→ Source data
=====

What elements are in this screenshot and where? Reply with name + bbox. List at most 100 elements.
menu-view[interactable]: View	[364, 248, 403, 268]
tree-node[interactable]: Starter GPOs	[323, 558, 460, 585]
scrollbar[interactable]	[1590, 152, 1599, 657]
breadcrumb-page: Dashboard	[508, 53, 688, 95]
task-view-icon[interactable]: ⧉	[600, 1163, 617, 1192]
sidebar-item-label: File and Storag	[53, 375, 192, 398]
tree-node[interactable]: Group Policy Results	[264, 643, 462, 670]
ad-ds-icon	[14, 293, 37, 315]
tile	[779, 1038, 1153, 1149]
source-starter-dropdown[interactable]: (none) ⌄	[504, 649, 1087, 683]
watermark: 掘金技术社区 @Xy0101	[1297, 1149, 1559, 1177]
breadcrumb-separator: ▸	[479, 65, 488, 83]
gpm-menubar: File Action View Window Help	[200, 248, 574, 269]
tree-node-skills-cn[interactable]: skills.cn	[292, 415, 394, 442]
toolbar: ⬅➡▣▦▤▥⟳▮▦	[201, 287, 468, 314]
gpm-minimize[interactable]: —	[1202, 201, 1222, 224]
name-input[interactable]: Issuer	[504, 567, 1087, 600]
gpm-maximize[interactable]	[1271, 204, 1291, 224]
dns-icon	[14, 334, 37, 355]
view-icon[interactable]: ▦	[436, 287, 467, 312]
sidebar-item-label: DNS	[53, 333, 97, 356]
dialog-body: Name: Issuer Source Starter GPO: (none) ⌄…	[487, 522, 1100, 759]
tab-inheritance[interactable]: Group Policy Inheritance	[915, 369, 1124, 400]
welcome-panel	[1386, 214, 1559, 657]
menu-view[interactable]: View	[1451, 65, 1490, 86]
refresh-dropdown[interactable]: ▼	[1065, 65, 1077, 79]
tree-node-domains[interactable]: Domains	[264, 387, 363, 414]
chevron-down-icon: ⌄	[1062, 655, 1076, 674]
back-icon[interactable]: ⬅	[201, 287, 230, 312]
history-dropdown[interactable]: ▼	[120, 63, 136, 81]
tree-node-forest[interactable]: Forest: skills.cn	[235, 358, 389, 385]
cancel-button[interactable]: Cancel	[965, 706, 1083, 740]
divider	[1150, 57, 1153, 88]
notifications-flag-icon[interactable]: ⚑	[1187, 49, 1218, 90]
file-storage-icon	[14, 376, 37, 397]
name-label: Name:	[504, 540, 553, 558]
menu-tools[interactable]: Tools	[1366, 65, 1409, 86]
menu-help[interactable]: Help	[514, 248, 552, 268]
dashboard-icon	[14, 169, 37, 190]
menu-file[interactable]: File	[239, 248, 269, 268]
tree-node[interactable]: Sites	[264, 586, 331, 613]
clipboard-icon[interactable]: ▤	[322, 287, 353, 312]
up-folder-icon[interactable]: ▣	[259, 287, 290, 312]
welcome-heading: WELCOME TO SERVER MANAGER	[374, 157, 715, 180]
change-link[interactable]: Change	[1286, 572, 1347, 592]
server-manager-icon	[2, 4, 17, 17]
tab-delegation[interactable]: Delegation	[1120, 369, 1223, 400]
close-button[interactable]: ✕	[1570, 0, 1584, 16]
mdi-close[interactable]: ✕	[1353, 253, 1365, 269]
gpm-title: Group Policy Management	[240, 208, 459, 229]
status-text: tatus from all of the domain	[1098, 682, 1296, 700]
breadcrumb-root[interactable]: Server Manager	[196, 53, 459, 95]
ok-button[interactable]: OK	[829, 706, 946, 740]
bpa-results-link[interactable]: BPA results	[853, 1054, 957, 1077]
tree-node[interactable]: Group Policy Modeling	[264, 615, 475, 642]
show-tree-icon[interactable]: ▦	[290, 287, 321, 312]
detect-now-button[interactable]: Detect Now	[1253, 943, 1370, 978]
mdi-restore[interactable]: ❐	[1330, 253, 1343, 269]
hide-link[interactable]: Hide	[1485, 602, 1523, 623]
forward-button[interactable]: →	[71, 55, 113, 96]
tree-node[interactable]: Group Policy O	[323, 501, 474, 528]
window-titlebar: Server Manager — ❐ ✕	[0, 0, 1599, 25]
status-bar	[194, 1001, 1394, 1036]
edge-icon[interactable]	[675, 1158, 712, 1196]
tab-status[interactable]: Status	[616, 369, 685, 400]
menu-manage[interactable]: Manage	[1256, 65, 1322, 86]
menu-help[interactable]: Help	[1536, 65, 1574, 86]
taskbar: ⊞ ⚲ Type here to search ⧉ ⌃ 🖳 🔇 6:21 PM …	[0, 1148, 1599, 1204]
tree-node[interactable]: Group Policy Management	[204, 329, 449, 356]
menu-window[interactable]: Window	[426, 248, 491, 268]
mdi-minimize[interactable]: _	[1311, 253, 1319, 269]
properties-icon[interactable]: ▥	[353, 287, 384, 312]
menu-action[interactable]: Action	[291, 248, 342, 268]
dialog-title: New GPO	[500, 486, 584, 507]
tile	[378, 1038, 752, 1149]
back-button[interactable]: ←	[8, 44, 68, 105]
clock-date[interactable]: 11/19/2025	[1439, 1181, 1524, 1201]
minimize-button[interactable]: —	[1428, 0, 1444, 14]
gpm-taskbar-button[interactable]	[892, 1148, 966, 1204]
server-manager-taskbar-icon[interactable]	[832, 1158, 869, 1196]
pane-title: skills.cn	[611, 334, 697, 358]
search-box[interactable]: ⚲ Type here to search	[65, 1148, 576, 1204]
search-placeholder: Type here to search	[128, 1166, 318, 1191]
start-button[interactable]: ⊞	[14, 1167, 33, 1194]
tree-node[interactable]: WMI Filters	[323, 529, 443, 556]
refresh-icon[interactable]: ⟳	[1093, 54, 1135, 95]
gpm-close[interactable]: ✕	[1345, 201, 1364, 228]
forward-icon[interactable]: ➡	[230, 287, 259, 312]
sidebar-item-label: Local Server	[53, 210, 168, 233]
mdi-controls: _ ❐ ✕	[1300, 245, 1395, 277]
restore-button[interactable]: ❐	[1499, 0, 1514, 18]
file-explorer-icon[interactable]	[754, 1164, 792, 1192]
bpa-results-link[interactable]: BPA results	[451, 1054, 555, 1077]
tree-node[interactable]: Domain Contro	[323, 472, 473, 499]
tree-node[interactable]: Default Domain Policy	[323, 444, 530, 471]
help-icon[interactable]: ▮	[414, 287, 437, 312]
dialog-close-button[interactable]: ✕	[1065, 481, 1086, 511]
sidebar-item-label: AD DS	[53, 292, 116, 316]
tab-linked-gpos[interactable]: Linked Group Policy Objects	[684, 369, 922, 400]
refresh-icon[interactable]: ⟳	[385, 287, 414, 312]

=====

Copy every line of the items above word for word.

→ EXERCISE RESPONSE
What elements are in this screenshot and where? Reply with name + bbox. List at most 100 elements.
menu-view[interactable]: View	[364, 248, 403, 268]
tree-node[interactable]: Starter GPOs	[323, 558, 460, 585]
scrollbar[interactable]	[1590, 152, 1599, 657]
breadcrumb-page: Dashboard	[508, 53, 688, 95]
task-view-icon[interactable]: ⧉	[600, 1163, 617, 1192]
sidebar-item-label: File and Storag	[53, 375, 192, 398]
tree-node[interactable]: Group Policy Results	[264, 643, 462, 670]
ad-ds-icon	[14, 293, 37, 315]
tile	[779, 1038, 1153, 1149]
source-starter-dropdown[interactable]: (none) ⌄	[504, 649, 1087, 683]
watermark: 掘金技术社区 @Xy0101	[1297, 1149, 1559, 1177]
breadcrumb-separator: ▸	[479, 65, 488, 83]
gpm-menubar: File Action View Window Help	[200, 248, 574, 269]
tree-node-skills-cn[interactable]: skills.cn	[292, 415, 394, 442]
toolbar: ⬅➡▣▦▤▥⟳▮▦	[201, 287, 468, 314]
gpm-minimize[interactable]: —	[1202, 201, 1222, 224]
name-input[interactable]: Issuer	[504, 567, 1087, 600]
gpm-maximize[interactable]	[1271, 204, 1291, 224]
dns-icon	[14, 334, 37, 355]
view-icon[interactable]: ▦	[436, 287, 467, 312]
sidebar-item-label: DNS	[53, 333, 97, 356]
dialog-body: Name: Issuer Source Starter GPO: (none) ⌄…	[487, 522, 1100, 759]
tab-inheritance[interactable]: Group Policy Inheritance	[915, 369, 1124, 400]
welcome-panel	[1386, 214, 1559, 657]
menu-view[interactable]: View	[1451, 65, 1490, 86]
refresh-dropdown[interactable]: ▼	[1065, 65, 1077, 79]
tree-node-domains[interactable]: Domains	[264, 387, 363, 414]
chevron-down-icon: ⌄	[1062, 655, 1076, 674]
back-icon[interactable]: ⬅	[201, 287, 230, 312]
history-dropdown[interactable]: ▼	[120, 63, 136, 81]
tree-node-forest[interactable]: Forest: skills.cn	[235, 358, 389, 385]
cancel-button[interactable]: Cancel	[965, 706, 1083, 740]
divider	[1150, 57, 1153, 88]
notifications-flag-icon[interactable]: ⚑	[1187, 49, 1218, 90]
file-storage-icon	[14, 376, 37, 397]
name-label: Name:	[504, 540, 553, 558]
menu-tools[interactable]: Tools	[1366, 65, 1409, 86]
menu-help[interactable]: Help	[514, 248, 552, 268]
dashboard-icon	[14, 169, 37, 190]
menu-file[interactable]: File	[239, 248, 269, 268]
tree-node[interactable]: Sites	[264, 586, 331, 613]
clipboard-icon[interactable]: ▤	[322, 287, 353, 312]
up-folder-icon[interactable]: ▣	[259, 287, 290, 312]
welcome-heading: WELCOME TO SERVER MANAGER	[374, 157, 715, 180]
change-link[interactable]: Change	[1286, 572, 1347, 592]
server-manager-icon	[2, 4, 17, 17]
tab-delegation[interactable]: Delegation	[1120, 369, 1223, 400]
close-button[interactable]: ✕	[1570, 0, 1584, 16]
mdi-close[interactable]: ✕	[1353, 253, 1365, 269]
gpm-title: Group Policy Management	[240, 208, 459, 229]
status-text: tatus from all of the domain	[1098, 682, 1296, 700]
breadcrumb-root[interactable]: Server Manager	[196, 53, 459, 95]
ok-button[interactable]: OK	[829, 706, 946, 740]
bpa-results-link[interactable]: BPA results	[853, 1054, 957, 1077]
tree-node[interactable]: Group Policy Modeling	[264, 615, 475, 642]
show-tree-icon[interactable]: ▦	[290, 287, 321, 312]
detect-now-button[interactable]: Detect Now	[1253, 943, 1370, 978]
mdi-restore[interactable]: ❐	[1330, 253, 1343, 269]
hide-link[interactable]: Hide	[1485, 602, 1523, 623]
forward-button[interactable]: →	[71, 55, 113, 96]
tree-node[interactable]: Group Policy O	[323, 501, 474, 528]
window-titlebar: Server Manager — ❐ ✕	[0, 0, 1599, 25]
status-bar	[194, 1001, 1394, 1036]
edge-icon[interactable]	[675, 1158, 712, 1196]
tab-status[interactable]: Status	[616, 369, 685, 400]
menu-manage[interactable]: Manage	[1256, 65, 1322, 86]
menu-help[interactable]: Help	[1536, 65, 1574, 86]
taskbar: ⊞ ⚲ Type here to search ⧉ ⌃ 🖳 🔇 6:21 PM …	[0, 1148, 1599, 1204]
tree-node[interactable]: Group Policy Management	[204, 329, 449, 356]
menu-window[interactable]: Window	[426, 248, 491, 268]
mdi-minimize[interactable]: _	[1311, 253, 1319, 269]
properties-icon[interactable]: ▥	[353, 287, 384, 312]
menu-action[interactable]: Action	[291, 248, 342, 268]
dialog-title: New GPO	[500, 486, 584, 507]
tile	[378, 1038, 752, 1149]
back-button[interactable]: ←	[8, 44, 68, 105]
clock-date[interactable]: 11/19/2025	[1439, 1181, 1524, 1201]
minimize-button[interactable]: —	[1428, 0, 1444, 14]
gpm-taskbar-button[interactable]	[892, 1148, 966, 1204]
server-manager-taskbar-icon[interactable]	[832, 1158, 869, 1196]
pane-title: skills.cn	[611, 334, 697, 358]
search-box[interactable]: ⚲ Type here to search	[65, 1148, 576, 1204]
search-placeholder: Type here to search	[128, 1166, 318, 1191]
start-button[interactable]: ⊞	[14, 1167, 33, 1194]
tree-node[interactable]: WMI Filters	[323, 529, 443, 556]
refresh-icon[interactable]: ⟳	[1093, 54, 1135, 95]
gpm-close[interactable]: ✕	[1345, 201, 1364, 228]
forward-icon[interactable]: ➡	[230, 287, 259, 312]
sidebar-item-label: Local Server	[53, 210, 168, 233]
mdi-controls: _ ❐ ✕	[1300, 245, 1395, 277]
restore-button[interactable]: ❐	[1499, 0, 1514, 18]
file-explorer-icon[interactable]	[754, 1164, 792, 1192]
bpa-results-link[interactable]: BPA results	[451, 1054, 555, 1077]
tree-node[interactable]: Domain Contro	[323, 472, 473, 499]
tree-node[interactable]: Default Domain Policy	[323, 444, 530, 471]
help-icon[interactable]: ▮	[414, 287, 437, 312]
dialog-close-button[interactable]: ✕	[1065, 481, 1086, 511]
sidebar-item-label: AD DS	[53, 292, 116, 316]
tab-linked-gpos[interactable]: Linked Group Policy Objects	[684, 369, 922, 400]
refresh-icon[interactable]: ⟳	[385, 287, 414, 312]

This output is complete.